[Exercise brief] Return the complete listing that follows, with each line reproduced exactly.

[Data items]
# # # # #

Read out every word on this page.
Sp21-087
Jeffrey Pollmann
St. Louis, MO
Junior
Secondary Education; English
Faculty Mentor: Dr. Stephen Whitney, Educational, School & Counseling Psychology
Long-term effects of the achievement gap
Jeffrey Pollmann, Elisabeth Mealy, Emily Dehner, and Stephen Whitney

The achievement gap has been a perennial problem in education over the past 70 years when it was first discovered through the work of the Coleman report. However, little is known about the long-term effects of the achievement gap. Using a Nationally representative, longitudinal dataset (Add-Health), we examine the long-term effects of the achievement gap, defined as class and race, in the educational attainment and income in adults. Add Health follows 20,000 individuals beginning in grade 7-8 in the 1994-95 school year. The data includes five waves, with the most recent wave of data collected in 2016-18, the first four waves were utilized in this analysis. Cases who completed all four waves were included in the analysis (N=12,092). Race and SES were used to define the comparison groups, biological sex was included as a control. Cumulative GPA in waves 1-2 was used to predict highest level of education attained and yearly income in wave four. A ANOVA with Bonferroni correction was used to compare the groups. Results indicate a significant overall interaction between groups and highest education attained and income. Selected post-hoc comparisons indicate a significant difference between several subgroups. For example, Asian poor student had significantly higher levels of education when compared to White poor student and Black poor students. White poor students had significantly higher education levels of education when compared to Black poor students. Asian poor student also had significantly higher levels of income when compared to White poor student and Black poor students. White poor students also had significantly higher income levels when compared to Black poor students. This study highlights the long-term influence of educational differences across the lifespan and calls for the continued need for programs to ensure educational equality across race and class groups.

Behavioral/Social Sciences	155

# # # # #

[Output of the exercise]
Read out every word on this page.
Sp21-087
Jeffrey Pollmann
St. Louis, MO
Junior
Secondary Education; English
Faculty Mentor: Dr. Stephen Whitney, Educational, School & Counseling Psychology
Long-term effects of the achievement gap
Jeffrey Pollmann, Elisabeth Mealy, Emily Dehner, and Stephen Whitney

The achievement gap has been a perennial problem in education over the past 70 years when it was first discovered through the work of the Coleman report. However, little is known about the long-term effects of the achievement gap. Using a Nationally representative, longitudinal dataset (Add-Health), we examine the long-term effects of the achievement gap, defined as class and race, in the educational attainment and income in adults. Add Health follows 20,000 individuals beginning in grade 7-8 in the 1994-95 school year. The data includes five waves, with the most recent wave of data collected in 2016-18, the first four waves were utilized in this analysis. Cases who completed all four waves were included in the analysis (N=12,092). Race and SES were used to define the comparison groups, biological sex was included as a control. Cumulative GPA in waves 1-2 was used to predict highest level of education attained and yearly income in wave four. A ANOVA with Bonferroni correction was used to compare the groups. Results indicate a significant overall interaction between groups and highest education attained and income. Selected post-hoc comparisons indicate a significant difference between several subgroups. For example, Asian poor student had significantly higher levels of education when compared to White poor student and Black poor students. White poor students had significantly higher education levels of education when compared to Black poor students. Asian poor student also had significantly higher levels of income when compared to White poor student and Black poor students. White poor students also had significantly higher income levels when compared to Black poor students. This study highlights the long-term influence of educational differences across the lifespan and calls for the continued need for programs to ensure educational equality across race and class groups.

Behavioral/Social Sciences	155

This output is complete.